- [Data entries]

_____

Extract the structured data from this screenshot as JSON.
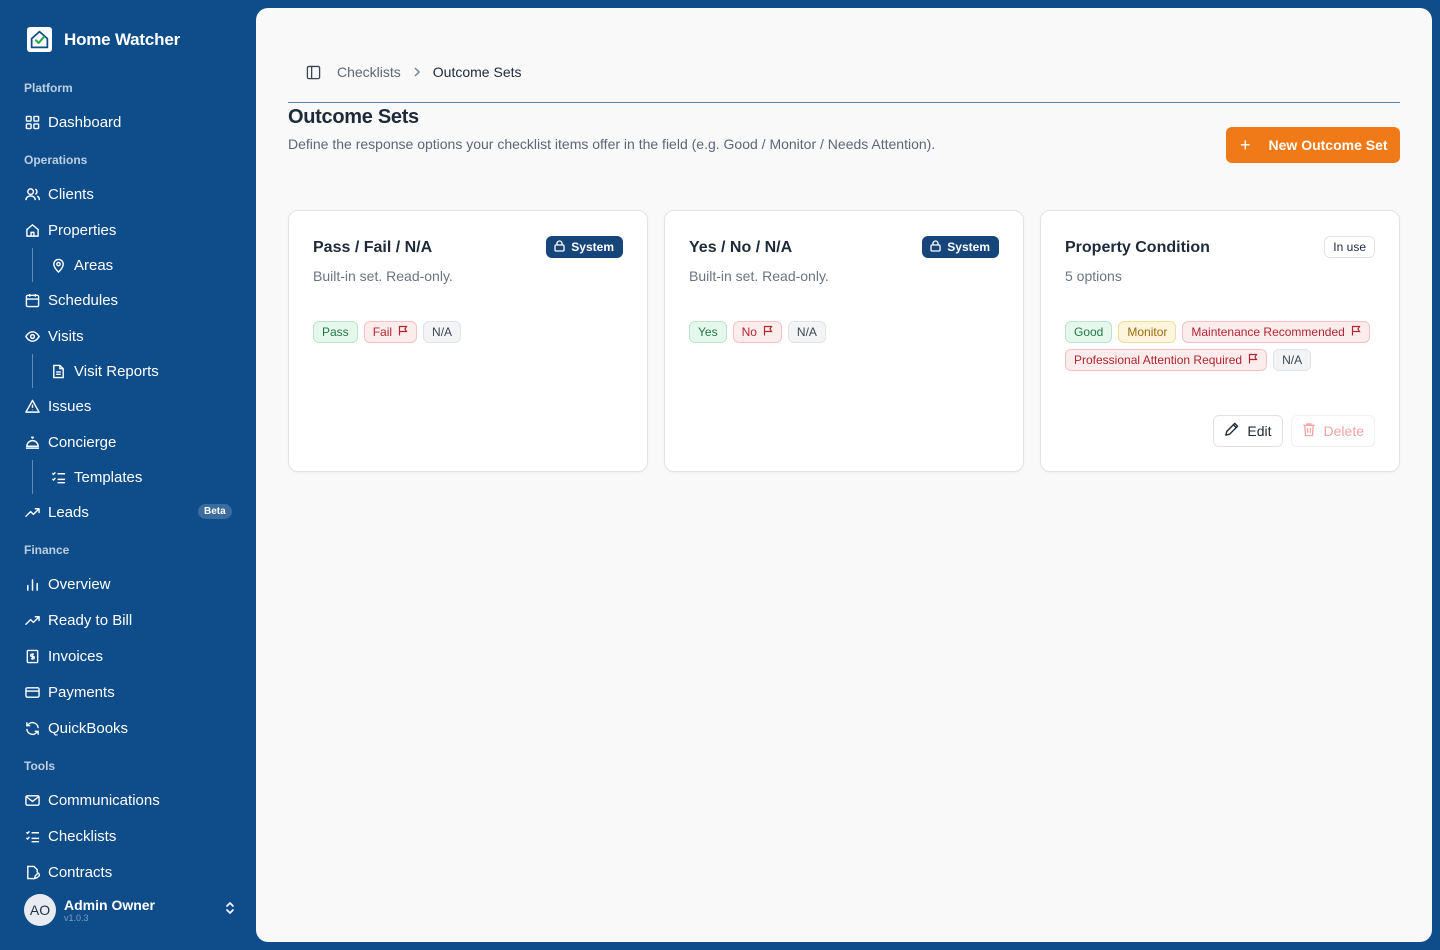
{
  "app": {
    "name": "Home Watcher"
  },
  "sidebar": {
    "groups": {
      "platform": "Platform",
      "operations": "Operations",
      "finance": "Finance",
      "tools": "Tools"
    },
    "items": {
      "dashboard": "Dashboard",
      "clients": "Clients",
      "properties": "Properties",
      "areas": "Areas",
      "schedules": "Schedules",
      "visits": "Visits",
      "visit_reports": "Visit Reports",
      "issues": "Issues",
      "concierge": "Concierge",
      "templates": "Templates",
      "leads": "Leads",
      "leads_badge": "Beta",
      "overview": "Overview",
      "ready_to_bill": "Ready to Bill",
      "invoices": "Invoices",
      "payments": "Payments",
      "quickbooks": "QuickBooks",
      "communications": "Communications",
      "checklists": "Checklists",
      "contracts": "Contracts"
    },
    "user": {
      "initials": "AO",
      "name": "Admin Owner",
      "version": "v1.0.3"
    }
  },
  "breadcrumb": {
    "parent": "Checklists",
    "current": "Outcome Sets"
  },
  "page": {
    "title": "Outcome Sets",
    "description": "Define the response options your checklist items offer in the field (e.g. Good / Monitor / Needs Attention).",
    "new_button": "New Outcome Set"
  },
  "cards": [
    {
      "title": "Pass / Fail / N/A",
      "subtitle": "Built-in set. Read-only.",
      "badge": "System",
      "chips": [
        {
          "label": "Pass",
          "color": "green"
        },
        {
          "label": "Fail",
          "color": "red",
          "flag": true
        },
        {
          "label": "N/A",
          "color": "gray"
        }
      ]
    },
    {
      "title": "Yes / No / N/A",
      "subtitle": "Built-in set. Read-only.",
      "badge": "System",
      "chips": [
        {
          "label": "Yes",
          "color": "green"
        },
        {
          "label": "No",
          "color": "red",
          "flag": true
        },
        {
          "label": "N/A",
          "color": "gray"
        }
      ]
    },
    {
      "title": "Property Condition",
      "subtitle": "5 options",
      "badge": "In use",
      "chips": [
        {
          "label": "Good",
          "color": "green"
        },
        {
          "label": "Monitor",
          "color": "yellow"
        },
        {
          "label": "Maintenance Recommended",
          "color": "red",
          "flag": true
        },
        {
          "label": "Professional Attention Required",
          "color": "red",
          "flag": true
        },
        {
          "label": "N/A",
          "color": "gray"
        }
      ],
      "edit_label": "Edit",
      "delete_label": "Delete"
    }
  ],
  "colors": {
    "sidebar": "#0f4c8a",
    "accent": "#f07a18",
    "system_badge": "#16457a"
  }
}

_____

- [Your goal] Determine how many lines of the data contain the word "Monitor", and reply with that number only.

- [The solution] 2